Exercise details:
For the copy, please give all of the data again exactly and leave the pictures out.

---- Data

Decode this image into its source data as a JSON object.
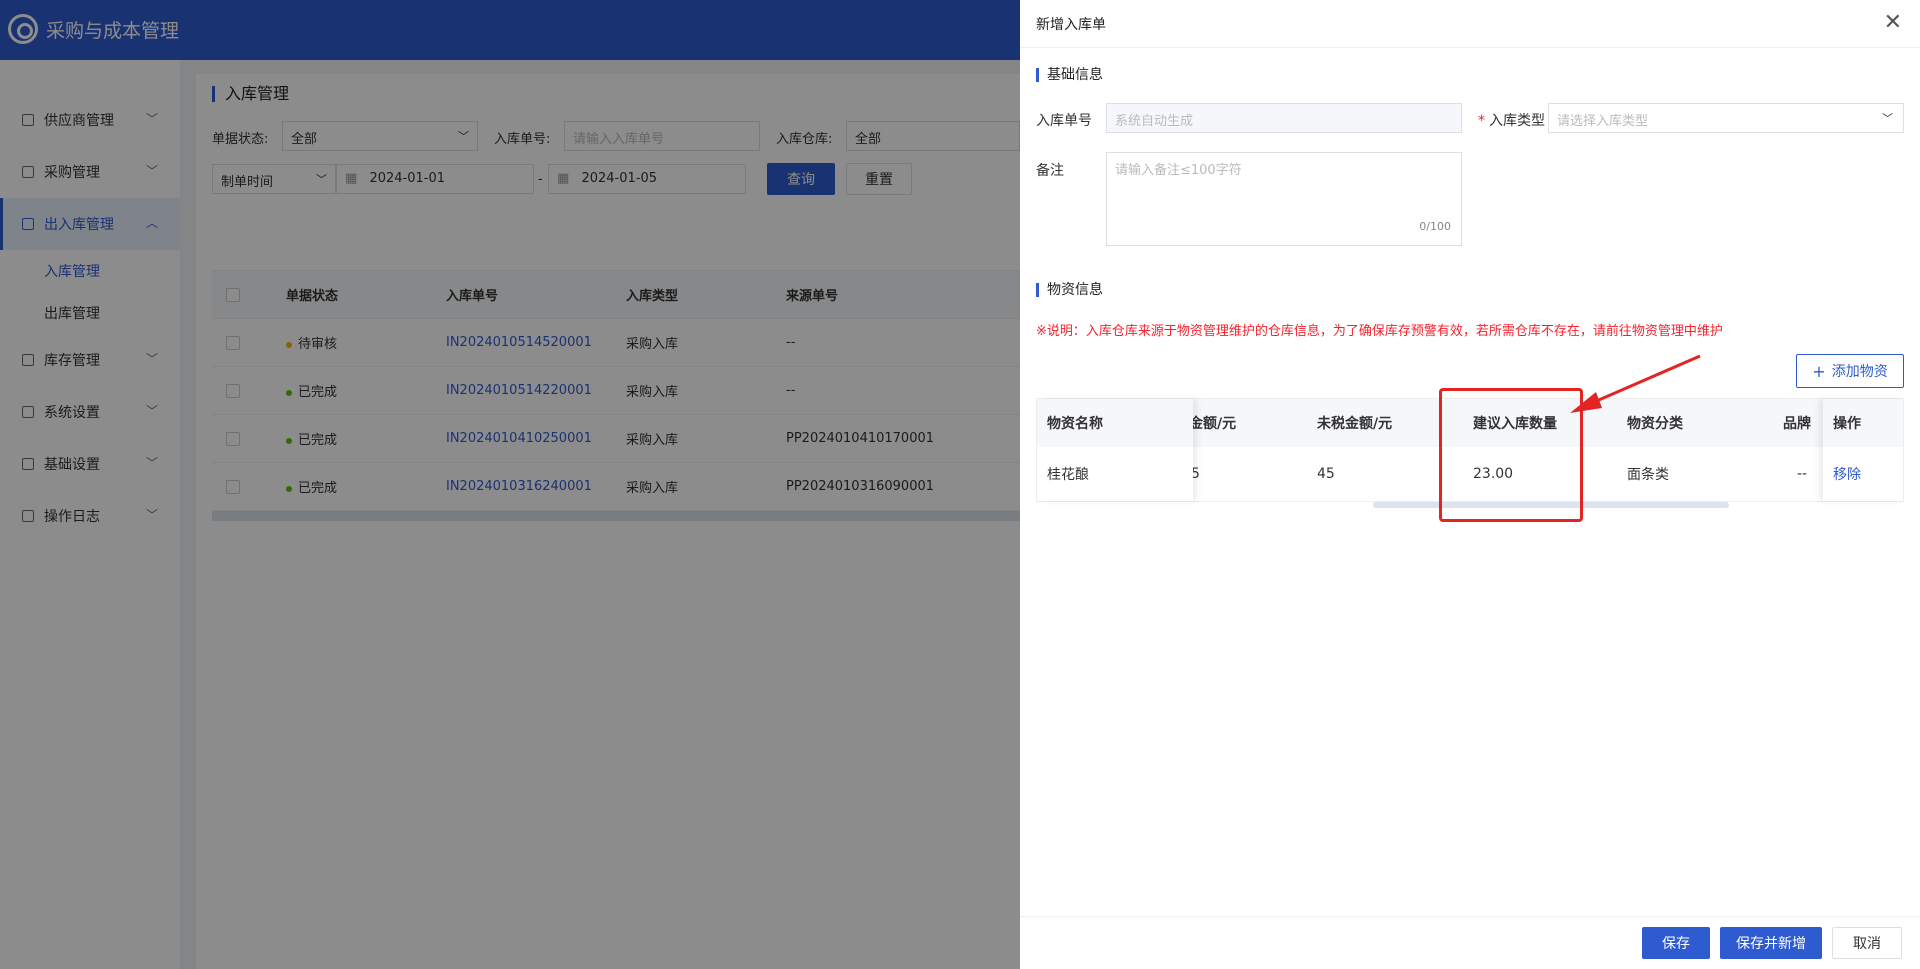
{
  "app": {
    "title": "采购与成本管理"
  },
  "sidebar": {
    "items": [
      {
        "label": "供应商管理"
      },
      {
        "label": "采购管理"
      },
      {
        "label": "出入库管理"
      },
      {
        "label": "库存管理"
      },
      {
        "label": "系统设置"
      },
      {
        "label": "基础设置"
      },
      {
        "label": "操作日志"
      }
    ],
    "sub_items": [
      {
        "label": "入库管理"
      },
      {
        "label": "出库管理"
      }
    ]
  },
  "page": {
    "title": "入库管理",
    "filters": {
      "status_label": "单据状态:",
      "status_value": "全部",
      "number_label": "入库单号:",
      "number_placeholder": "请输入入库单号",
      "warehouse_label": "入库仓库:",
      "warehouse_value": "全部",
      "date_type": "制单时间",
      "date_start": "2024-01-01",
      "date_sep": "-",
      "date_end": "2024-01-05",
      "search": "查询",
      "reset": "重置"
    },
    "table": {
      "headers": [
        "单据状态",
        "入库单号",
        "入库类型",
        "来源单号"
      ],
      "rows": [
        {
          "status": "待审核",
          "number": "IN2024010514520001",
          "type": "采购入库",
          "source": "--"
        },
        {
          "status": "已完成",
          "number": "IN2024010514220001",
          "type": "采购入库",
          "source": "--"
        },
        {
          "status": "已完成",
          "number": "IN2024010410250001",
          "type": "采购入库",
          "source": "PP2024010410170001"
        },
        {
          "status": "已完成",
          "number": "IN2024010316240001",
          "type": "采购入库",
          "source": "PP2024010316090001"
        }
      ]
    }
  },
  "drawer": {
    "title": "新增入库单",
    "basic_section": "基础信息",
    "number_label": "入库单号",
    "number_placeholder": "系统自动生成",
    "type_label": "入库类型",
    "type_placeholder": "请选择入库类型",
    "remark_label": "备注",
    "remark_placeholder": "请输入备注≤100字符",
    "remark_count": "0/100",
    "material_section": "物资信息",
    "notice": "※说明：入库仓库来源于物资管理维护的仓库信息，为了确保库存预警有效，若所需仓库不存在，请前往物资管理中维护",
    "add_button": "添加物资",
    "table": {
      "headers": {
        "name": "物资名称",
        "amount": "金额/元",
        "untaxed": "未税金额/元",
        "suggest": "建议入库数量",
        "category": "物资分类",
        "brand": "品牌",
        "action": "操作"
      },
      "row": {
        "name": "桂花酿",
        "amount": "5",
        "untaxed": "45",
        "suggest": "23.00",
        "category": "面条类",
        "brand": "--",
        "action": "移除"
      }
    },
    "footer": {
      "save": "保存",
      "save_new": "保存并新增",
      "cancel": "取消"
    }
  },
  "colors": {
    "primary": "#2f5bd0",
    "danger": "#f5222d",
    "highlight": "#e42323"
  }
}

--------

Solution below:
Decode this image into its source data as a JSON object.
{
  "app": {
    "title": "采购与成本管理"
  },
  "sidebar": {
    "items": [
      {
        "label": "供应商管理"
      },
      {
        "label": "采购管理"
      },
      {
        "label": "出入库管理"
      },
      {
        "label": "库存管理"
      },
      {
        "label": "系统设置"
      },
      {
        "label": "基础设置"
      },
      {
        "label": "操作日志"
      }
    ],
    "sub_items": [
      {
        "label": "入库管理"
      },
      {
        "label": "出库管理"
      }
    ]
  },
  "page": {
    "title": "入库管理",
    "filters": {
      "status_label": "单据状态:",
      "status_value": "全部",
      "number_label": "入库单号:",
      "number_placeholder": "请输入入库单号",
      "warehouse_label": "入库仓库:",
      "warehouse_value": "全部",
      "date_type": "制单时间",
      "date_start": "2024-01-01",
      "date_sep": "-",
      "date_end": "2024-01-05",
      "search": "查询",
      "reset": "重置"
    },
    "table": {
      "headers": [
        "单据状态",
        "入库单号",
        "入库类型",
        "来源单号"
      ],
      "rows": [
        {
          "status": "待审核",
          "number": "IN2024010514520001",
          "type": "采购入库",
          "source": "--"
        },
        {
          "status": "已完成",
          "number": "IN2024010514220001",
          "type": "采购入库",
          "source": "--"
        },
        {
          "status": "已完成",
          "number": "IN2024010410250001",
          "type": "采购入库",
          "source": "PP2024010410170001"
        },
        {
          "status": "已完成",
          "number": "IN2024010316240001",
          "type": "采购入库",
          "source": "PP2024010316090001"
        }
      ]
    }
  },
  "drawer": {
    "title": "新增入库单",
    "basic_section": "基础信息",
    "number_label": "入库单号",
    "number_placeholder": "系统自动生成",
    "type_label": "入库类型",
    "type_placeholder": "请选择入库类型",
    "remark_label": "备注",
    "remark_placeholder": "请输入备注≤100字符",
    "remark_count": "0/100",
    "material_section": "物资信息",
    "notice": "※说明：入库仓库来源于物资管理维护的仓库信息，为了确保库存预警有效，若所需仓库不存在，请前往物资管理中维护",
    "add_button": "添加物资",
    "table": {
      "headers": {
        "name": "物资名称",
        "amount": "金额/元",
        "untaxed": "未税金额/元",
        "suggest": "建议入库数量",
        "category": "物资分类",
        "brand": "品牌",
        "action": "操作"
      },
      "row": {
        "name": "桂花酿",
        "amount": "5",
        "untaxed": "45",
        "suggest": "23.00",
        "category": "面条类",
        "brand": "--",
        "action": "移除"
      }
    },
    "footer": {
      "save": "保存",
      "save_new": "保存并新增",
      "cancel": "取消"
    }
  },
  "colors": {
    "primary": "#2f5bd0",
    "danger": "#f5222d",
    "highlight": "#e42323"
  }
}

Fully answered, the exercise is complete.